The exercise:
Gather all lines in the records below that include the word "through".

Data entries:
--

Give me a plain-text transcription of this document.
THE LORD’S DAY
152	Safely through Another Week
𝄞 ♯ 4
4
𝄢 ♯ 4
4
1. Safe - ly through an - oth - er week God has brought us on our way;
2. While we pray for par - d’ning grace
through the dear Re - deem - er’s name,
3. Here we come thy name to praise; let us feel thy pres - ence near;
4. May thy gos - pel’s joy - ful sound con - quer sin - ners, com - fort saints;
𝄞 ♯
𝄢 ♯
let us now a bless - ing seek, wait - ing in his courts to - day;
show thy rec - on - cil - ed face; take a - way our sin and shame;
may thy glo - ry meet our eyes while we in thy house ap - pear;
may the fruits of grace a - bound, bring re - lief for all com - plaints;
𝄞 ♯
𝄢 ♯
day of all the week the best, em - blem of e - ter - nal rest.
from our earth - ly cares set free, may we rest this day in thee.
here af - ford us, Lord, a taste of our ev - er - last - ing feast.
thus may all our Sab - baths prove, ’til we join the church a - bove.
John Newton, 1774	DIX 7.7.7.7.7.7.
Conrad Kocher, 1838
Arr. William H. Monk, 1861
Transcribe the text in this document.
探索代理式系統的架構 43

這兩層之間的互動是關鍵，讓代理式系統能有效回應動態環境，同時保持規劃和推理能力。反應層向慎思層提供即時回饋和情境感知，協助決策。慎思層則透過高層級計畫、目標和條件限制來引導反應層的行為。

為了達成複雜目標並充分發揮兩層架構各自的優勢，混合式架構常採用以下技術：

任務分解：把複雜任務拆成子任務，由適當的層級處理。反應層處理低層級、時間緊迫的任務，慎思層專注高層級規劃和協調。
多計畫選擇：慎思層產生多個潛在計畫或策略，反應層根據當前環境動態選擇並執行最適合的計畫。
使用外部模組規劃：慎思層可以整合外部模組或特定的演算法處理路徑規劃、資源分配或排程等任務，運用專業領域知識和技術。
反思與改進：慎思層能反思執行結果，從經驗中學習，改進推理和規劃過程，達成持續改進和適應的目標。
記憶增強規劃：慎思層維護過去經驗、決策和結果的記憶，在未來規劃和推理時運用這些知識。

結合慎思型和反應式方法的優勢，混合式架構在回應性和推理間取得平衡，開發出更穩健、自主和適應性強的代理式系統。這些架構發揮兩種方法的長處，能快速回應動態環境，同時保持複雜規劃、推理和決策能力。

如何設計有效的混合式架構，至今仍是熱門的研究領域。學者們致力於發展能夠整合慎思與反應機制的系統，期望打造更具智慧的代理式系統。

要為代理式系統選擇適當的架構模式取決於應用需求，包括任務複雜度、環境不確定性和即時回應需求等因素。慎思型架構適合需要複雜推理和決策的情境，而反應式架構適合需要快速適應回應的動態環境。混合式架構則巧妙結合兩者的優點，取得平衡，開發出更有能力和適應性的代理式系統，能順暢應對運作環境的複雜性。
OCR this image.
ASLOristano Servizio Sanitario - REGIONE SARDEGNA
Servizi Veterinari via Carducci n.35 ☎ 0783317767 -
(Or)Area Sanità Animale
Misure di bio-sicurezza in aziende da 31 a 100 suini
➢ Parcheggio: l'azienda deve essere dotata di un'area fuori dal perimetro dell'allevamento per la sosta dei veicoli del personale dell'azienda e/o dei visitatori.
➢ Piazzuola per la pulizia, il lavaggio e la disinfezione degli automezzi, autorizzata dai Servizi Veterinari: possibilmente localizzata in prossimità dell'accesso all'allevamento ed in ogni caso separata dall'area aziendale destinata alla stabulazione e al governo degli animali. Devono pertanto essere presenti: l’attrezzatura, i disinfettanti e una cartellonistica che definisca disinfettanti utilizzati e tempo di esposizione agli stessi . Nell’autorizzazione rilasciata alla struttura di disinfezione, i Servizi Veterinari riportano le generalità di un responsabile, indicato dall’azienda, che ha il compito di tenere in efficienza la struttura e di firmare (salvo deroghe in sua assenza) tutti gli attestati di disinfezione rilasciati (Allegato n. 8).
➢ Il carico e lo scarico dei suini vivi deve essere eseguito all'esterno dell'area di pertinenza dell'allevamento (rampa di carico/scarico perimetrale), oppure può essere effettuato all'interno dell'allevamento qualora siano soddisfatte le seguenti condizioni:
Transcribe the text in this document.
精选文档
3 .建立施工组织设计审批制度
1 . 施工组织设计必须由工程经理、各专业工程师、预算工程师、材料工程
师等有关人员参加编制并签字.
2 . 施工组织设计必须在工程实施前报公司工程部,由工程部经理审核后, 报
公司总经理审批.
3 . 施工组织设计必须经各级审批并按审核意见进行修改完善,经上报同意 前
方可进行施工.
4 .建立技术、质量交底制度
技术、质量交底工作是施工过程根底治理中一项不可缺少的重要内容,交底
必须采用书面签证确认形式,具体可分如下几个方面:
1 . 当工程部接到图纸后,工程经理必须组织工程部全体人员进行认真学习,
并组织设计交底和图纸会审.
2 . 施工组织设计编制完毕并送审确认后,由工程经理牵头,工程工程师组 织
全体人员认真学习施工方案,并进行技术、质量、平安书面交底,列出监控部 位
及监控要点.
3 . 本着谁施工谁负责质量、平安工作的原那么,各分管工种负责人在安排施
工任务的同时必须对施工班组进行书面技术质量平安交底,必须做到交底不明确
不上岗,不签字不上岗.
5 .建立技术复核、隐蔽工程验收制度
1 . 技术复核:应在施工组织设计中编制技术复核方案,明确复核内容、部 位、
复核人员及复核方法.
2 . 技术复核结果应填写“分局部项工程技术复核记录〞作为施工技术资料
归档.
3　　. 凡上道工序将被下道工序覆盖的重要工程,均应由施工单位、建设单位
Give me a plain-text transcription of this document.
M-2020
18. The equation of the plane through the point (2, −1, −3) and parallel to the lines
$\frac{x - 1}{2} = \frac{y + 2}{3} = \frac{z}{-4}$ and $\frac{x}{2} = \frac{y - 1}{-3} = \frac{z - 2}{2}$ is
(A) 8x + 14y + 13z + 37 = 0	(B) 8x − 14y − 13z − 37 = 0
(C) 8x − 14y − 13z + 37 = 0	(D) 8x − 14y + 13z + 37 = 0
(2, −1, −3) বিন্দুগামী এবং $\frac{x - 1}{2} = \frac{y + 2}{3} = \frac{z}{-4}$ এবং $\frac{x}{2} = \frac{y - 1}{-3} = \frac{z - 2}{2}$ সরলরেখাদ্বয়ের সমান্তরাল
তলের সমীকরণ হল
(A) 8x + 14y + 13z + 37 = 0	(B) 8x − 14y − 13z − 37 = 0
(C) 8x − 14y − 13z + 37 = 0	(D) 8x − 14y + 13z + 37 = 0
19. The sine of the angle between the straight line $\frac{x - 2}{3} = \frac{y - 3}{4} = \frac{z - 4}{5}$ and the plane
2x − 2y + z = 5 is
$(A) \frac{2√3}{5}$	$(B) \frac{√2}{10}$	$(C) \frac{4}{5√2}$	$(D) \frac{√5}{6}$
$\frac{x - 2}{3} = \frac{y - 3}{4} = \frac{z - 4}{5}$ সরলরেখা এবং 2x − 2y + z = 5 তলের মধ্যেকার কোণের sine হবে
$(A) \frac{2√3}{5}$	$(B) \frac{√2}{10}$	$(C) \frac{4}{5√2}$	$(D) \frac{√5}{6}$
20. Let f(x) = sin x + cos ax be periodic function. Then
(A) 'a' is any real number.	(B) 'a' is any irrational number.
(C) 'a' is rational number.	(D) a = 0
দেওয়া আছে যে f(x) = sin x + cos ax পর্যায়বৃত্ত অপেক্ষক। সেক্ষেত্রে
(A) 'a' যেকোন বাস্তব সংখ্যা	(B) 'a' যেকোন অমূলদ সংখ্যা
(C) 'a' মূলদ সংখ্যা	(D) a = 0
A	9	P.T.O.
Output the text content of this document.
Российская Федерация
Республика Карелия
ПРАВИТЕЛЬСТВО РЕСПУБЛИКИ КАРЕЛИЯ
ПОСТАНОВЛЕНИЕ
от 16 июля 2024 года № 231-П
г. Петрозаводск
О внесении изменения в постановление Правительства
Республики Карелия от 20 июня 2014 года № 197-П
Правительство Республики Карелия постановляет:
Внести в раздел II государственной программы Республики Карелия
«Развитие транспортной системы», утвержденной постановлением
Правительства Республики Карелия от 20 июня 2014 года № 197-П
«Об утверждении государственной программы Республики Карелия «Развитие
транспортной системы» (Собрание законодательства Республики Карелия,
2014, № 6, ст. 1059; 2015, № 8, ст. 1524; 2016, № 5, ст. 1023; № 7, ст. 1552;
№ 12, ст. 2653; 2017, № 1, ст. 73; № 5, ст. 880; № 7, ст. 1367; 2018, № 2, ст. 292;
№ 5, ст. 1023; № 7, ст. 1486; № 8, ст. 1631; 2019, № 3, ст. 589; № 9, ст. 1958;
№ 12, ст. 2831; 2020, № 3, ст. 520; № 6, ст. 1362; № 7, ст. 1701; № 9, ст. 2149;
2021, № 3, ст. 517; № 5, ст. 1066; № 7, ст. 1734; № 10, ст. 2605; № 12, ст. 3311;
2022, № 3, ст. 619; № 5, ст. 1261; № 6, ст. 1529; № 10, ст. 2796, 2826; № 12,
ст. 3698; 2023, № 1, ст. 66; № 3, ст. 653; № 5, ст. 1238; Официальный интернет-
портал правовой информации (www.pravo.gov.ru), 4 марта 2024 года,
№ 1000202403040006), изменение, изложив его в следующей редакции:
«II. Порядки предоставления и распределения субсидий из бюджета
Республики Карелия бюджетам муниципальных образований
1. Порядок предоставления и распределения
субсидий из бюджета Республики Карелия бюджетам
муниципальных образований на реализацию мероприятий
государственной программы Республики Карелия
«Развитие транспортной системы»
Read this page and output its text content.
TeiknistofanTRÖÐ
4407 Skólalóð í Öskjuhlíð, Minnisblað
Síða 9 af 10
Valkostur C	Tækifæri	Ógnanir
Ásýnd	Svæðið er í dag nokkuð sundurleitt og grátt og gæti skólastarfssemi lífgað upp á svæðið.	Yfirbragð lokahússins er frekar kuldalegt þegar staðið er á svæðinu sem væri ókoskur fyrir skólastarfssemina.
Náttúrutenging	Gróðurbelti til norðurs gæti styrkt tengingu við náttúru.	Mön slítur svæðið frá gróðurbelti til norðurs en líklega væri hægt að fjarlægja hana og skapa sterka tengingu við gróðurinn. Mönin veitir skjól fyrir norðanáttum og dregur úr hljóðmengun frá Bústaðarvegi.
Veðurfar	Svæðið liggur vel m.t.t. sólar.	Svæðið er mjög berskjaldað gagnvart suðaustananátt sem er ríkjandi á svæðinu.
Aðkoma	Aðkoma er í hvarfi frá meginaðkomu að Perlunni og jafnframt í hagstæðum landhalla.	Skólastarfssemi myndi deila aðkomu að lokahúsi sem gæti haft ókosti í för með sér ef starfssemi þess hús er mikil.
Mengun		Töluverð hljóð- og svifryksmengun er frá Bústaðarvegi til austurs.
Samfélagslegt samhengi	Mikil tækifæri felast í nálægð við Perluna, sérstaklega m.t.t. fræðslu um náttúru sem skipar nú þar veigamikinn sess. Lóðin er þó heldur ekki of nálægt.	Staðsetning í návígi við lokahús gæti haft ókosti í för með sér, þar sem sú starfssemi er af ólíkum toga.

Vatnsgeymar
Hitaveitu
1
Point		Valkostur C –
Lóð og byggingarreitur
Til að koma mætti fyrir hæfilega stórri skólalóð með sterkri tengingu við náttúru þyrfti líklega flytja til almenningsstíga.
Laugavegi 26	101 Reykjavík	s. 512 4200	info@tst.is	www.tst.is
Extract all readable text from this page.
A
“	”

--

Worked answer:
152	Safely through Another Week
1. Safe - ly through an - oth - er week God has brought us on our way;
through the dear Re - deem - er’s name,
18. The equation of the plane through the point (2, −1, −3) and parallel to the lines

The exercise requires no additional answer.